## WHAT TO WORK ON
Only the number is wanted: count the lines that include the word "hours".

Entries from a visual dataset
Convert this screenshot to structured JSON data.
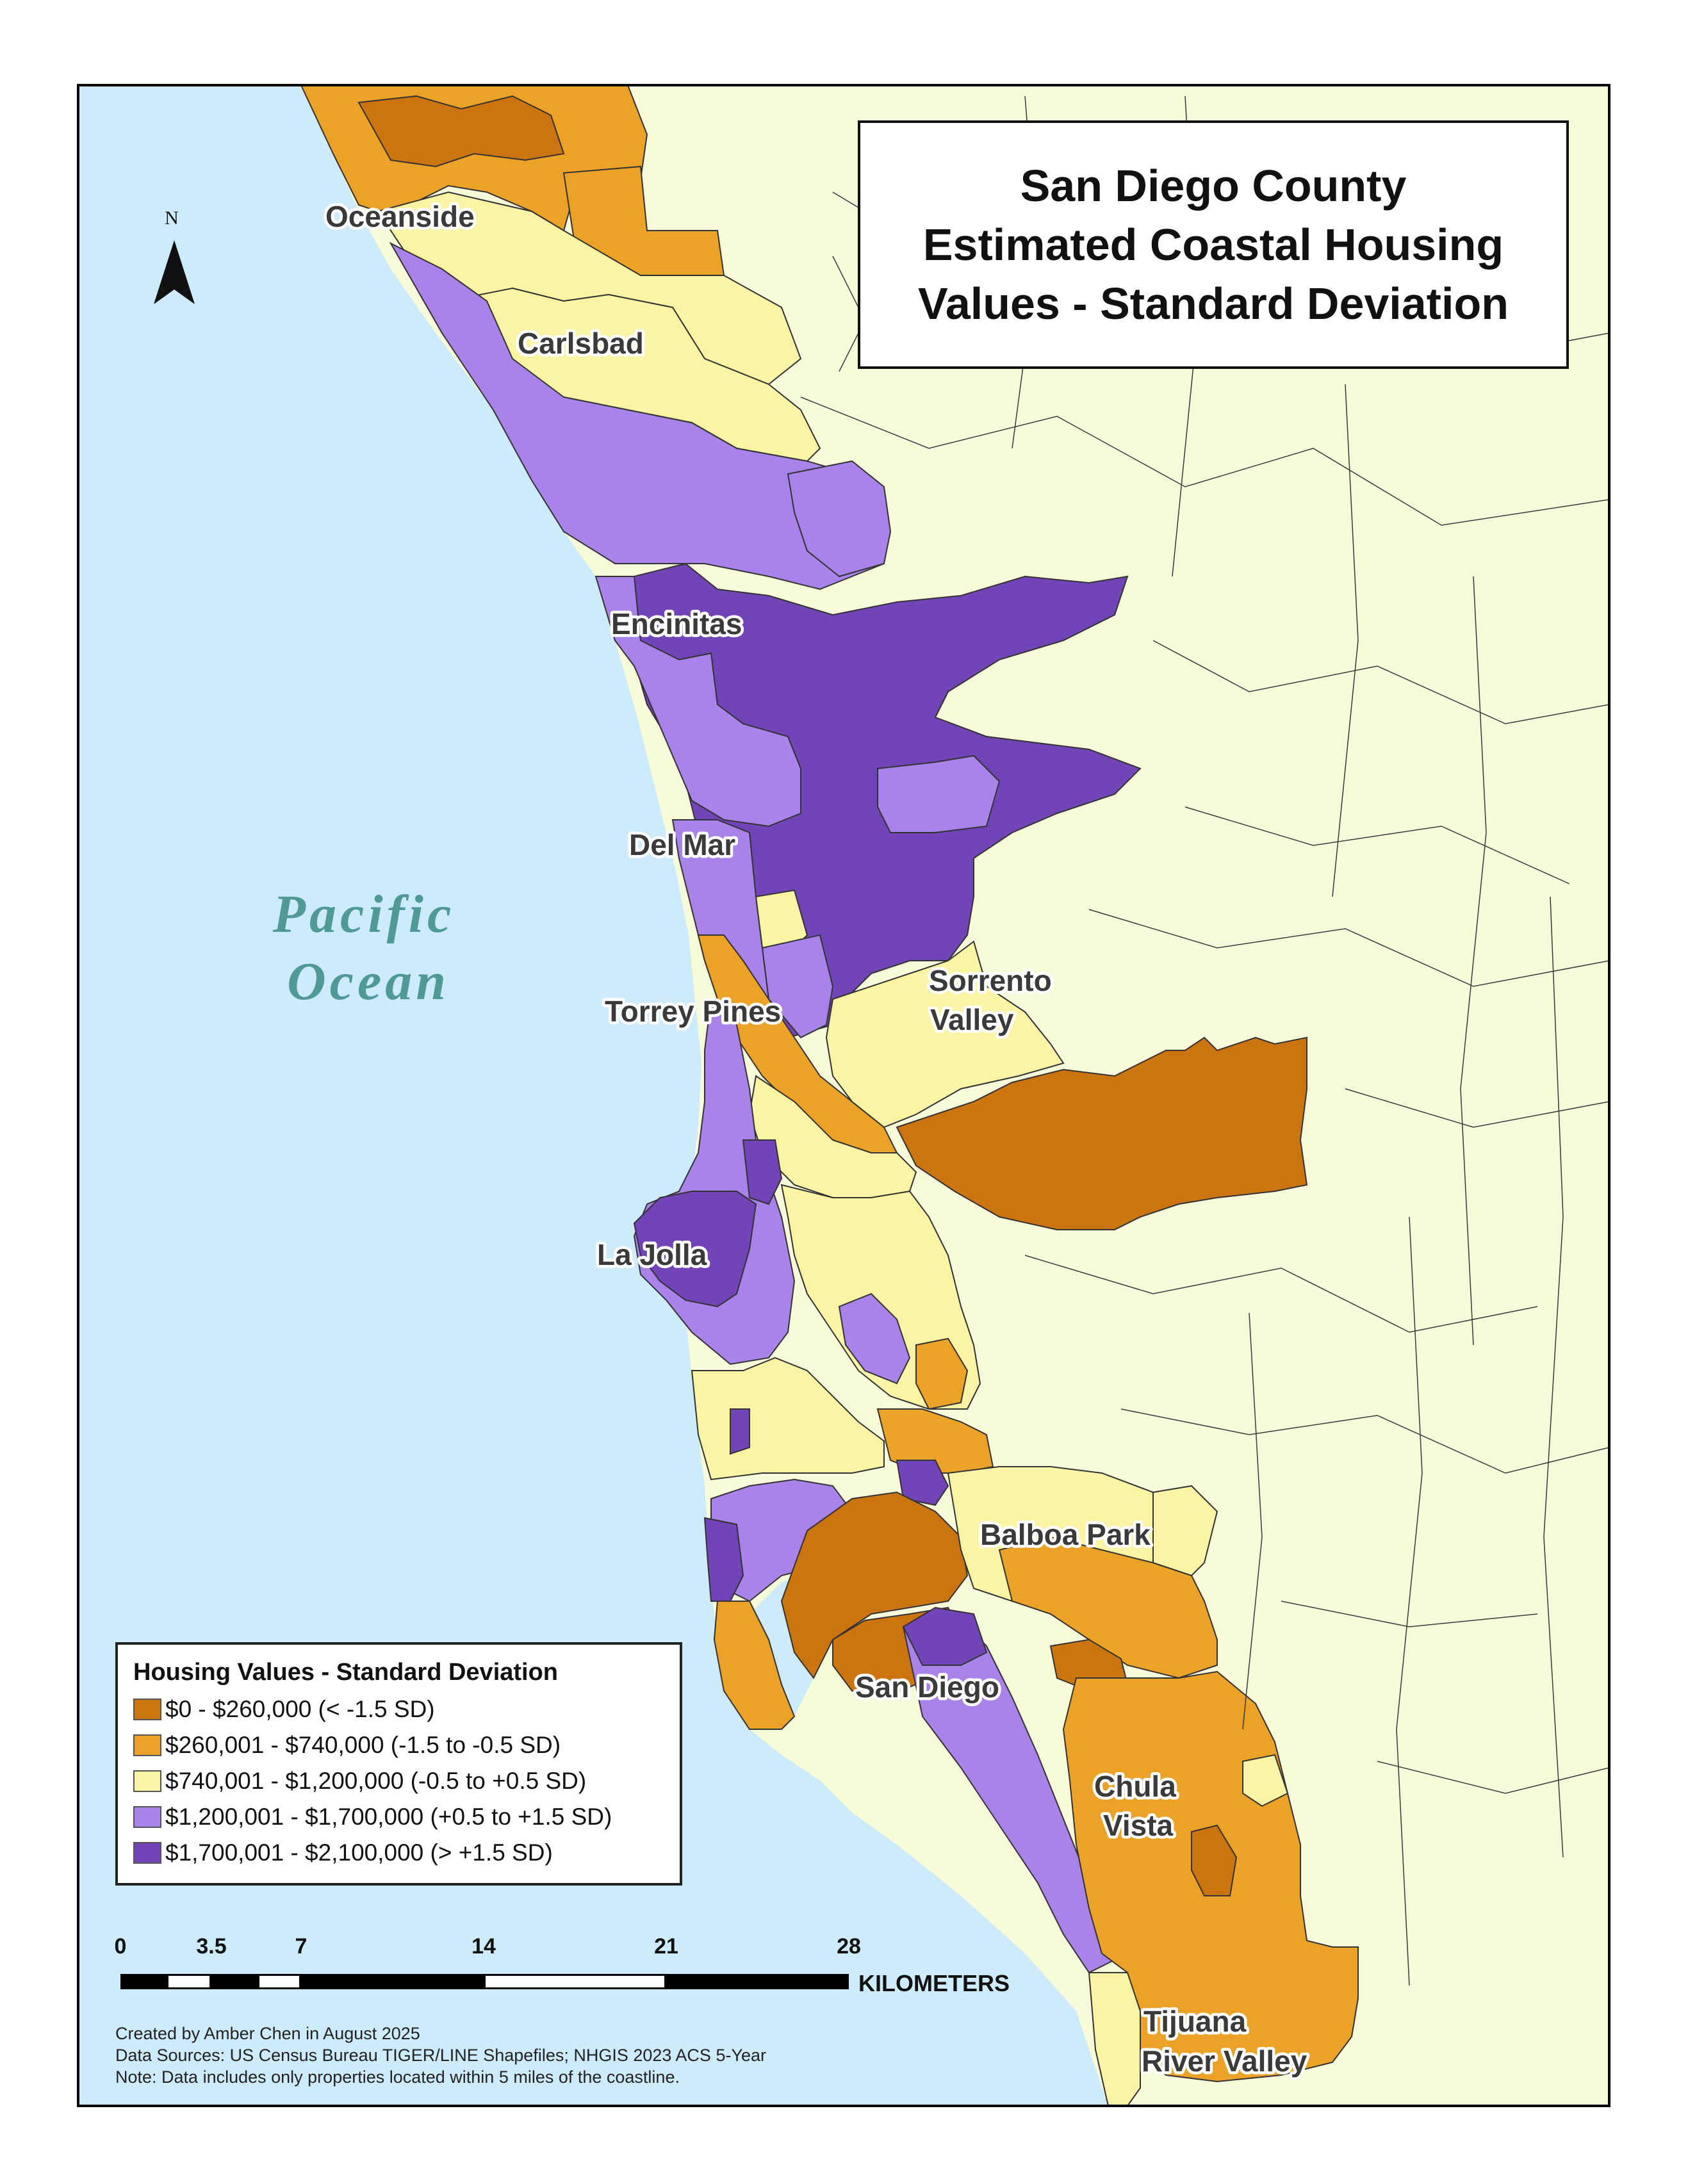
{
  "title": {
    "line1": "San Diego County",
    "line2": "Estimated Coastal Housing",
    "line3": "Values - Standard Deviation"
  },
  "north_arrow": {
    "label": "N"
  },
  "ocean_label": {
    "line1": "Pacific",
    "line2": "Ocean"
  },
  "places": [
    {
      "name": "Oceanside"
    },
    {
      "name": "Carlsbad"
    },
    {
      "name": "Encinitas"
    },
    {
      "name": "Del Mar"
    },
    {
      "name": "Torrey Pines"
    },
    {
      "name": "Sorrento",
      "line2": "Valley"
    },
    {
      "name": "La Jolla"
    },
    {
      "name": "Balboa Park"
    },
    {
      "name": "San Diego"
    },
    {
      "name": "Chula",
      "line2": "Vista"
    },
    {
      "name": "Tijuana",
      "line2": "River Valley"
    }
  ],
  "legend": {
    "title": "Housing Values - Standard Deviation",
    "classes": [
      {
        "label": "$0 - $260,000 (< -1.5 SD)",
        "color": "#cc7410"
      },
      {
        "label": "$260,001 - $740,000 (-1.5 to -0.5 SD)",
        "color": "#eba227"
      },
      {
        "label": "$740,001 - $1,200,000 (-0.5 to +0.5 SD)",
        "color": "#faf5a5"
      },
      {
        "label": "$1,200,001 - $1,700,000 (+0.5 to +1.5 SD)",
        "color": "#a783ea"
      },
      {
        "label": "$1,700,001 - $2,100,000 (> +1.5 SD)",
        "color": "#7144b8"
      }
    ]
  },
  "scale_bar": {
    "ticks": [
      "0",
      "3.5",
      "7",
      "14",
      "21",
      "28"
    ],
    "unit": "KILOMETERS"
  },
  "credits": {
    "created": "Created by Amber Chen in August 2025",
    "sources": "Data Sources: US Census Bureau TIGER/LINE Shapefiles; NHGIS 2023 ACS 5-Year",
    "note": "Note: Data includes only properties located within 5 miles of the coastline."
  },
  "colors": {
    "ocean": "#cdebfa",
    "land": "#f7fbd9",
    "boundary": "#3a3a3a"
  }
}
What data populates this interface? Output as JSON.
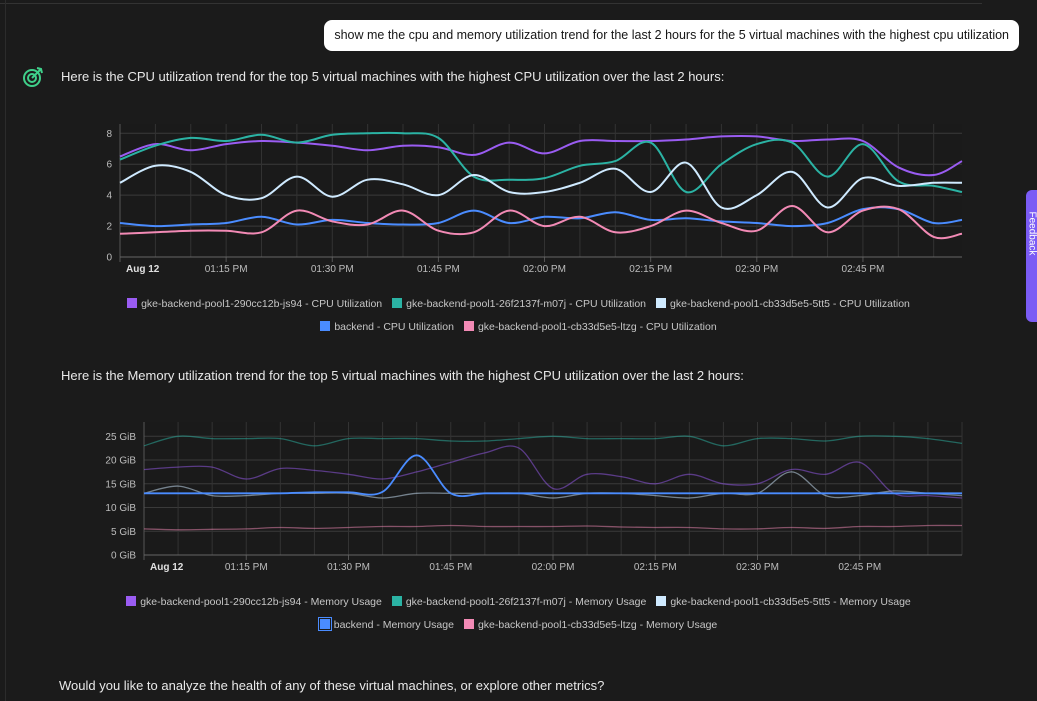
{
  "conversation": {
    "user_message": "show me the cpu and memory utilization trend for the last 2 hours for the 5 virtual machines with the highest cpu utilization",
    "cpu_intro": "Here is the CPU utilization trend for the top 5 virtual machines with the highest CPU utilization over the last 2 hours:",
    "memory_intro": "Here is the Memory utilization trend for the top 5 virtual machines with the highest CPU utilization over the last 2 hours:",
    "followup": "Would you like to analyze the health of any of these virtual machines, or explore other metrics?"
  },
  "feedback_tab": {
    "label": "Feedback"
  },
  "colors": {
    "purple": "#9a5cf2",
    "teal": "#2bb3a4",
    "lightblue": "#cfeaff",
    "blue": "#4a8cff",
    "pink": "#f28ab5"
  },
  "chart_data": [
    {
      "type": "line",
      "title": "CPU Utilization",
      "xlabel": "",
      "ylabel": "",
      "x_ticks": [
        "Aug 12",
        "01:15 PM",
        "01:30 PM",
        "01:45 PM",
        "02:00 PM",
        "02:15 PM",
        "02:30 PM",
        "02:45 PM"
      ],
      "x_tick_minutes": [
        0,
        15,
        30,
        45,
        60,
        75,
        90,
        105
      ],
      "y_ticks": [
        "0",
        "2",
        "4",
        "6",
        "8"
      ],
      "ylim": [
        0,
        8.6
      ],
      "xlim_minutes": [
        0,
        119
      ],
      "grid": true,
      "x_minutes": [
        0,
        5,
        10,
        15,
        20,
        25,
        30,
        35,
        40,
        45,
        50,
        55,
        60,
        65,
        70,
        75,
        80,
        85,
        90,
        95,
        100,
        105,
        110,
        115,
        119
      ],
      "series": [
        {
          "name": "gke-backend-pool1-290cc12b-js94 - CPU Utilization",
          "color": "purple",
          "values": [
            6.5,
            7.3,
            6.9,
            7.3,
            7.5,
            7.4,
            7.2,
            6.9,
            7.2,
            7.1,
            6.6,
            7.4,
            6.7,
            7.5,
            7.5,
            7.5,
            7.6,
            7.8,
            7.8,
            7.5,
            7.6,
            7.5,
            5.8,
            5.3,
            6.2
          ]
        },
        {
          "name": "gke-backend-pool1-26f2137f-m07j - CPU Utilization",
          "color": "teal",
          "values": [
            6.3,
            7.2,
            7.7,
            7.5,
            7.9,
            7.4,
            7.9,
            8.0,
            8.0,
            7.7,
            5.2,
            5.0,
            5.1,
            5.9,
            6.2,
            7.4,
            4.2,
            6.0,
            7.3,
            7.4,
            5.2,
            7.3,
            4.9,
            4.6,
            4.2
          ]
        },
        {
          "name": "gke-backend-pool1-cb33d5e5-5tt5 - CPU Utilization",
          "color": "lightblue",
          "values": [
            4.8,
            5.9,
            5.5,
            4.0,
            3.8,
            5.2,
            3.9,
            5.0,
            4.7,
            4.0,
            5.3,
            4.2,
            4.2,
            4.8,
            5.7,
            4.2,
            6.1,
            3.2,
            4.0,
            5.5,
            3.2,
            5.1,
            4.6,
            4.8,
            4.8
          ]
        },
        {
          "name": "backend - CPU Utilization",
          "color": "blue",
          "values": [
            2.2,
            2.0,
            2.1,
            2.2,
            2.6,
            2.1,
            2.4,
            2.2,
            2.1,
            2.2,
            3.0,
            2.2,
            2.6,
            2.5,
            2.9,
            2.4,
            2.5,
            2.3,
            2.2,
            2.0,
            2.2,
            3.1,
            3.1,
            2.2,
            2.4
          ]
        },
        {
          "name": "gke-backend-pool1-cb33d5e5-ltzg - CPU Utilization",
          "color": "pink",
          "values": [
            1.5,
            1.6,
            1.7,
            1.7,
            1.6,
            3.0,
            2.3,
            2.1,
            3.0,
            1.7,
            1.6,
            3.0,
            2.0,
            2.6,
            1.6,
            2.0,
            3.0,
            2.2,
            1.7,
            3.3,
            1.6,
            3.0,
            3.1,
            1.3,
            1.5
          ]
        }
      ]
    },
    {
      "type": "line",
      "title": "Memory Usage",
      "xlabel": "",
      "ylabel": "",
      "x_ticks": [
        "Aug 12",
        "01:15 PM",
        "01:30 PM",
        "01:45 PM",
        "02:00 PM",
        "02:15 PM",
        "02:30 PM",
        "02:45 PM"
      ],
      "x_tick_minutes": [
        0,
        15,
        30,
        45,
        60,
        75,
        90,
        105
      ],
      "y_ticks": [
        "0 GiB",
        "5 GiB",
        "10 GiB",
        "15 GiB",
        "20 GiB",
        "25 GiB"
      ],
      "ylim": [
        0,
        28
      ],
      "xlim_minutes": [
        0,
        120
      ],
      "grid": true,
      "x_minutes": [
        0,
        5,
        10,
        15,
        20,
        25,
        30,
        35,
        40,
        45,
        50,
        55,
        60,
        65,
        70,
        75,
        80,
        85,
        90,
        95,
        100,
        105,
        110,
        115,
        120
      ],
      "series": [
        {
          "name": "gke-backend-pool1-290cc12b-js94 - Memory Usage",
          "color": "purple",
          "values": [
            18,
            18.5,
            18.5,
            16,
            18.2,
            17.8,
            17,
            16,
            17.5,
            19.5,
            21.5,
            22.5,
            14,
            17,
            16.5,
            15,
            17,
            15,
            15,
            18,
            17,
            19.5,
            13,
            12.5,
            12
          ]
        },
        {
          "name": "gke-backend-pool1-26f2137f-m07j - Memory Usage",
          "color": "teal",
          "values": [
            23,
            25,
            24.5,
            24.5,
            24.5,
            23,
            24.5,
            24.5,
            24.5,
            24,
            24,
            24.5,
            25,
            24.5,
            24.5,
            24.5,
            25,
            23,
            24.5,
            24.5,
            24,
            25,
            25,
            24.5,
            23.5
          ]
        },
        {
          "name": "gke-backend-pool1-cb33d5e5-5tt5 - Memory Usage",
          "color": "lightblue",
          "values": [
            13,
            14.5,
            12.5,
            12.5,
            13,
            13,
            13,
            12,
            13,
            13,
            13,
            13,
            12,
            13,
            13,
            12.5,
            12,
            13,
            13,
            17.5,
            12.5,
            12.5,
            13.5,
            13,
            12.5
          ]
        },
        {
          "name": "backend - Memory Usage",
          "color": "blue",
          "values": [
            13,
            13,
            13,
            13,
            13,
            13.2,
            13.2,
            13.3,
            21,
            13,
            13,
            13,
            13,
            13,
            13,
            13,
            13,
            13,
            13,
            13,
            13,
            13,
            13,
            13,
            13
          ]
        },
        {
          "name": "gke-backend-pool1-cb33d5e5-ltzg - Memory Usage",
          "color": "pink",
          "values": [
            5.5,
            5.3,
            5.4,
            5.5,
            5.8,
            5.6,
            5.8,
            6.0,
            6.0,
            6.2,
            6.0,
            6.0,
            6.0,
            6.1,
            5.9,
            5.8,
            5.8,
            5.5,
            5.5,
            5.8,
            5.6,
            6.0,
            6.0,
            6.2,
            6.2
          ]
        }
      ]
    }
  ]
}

## WRITTEN SOLUTION
3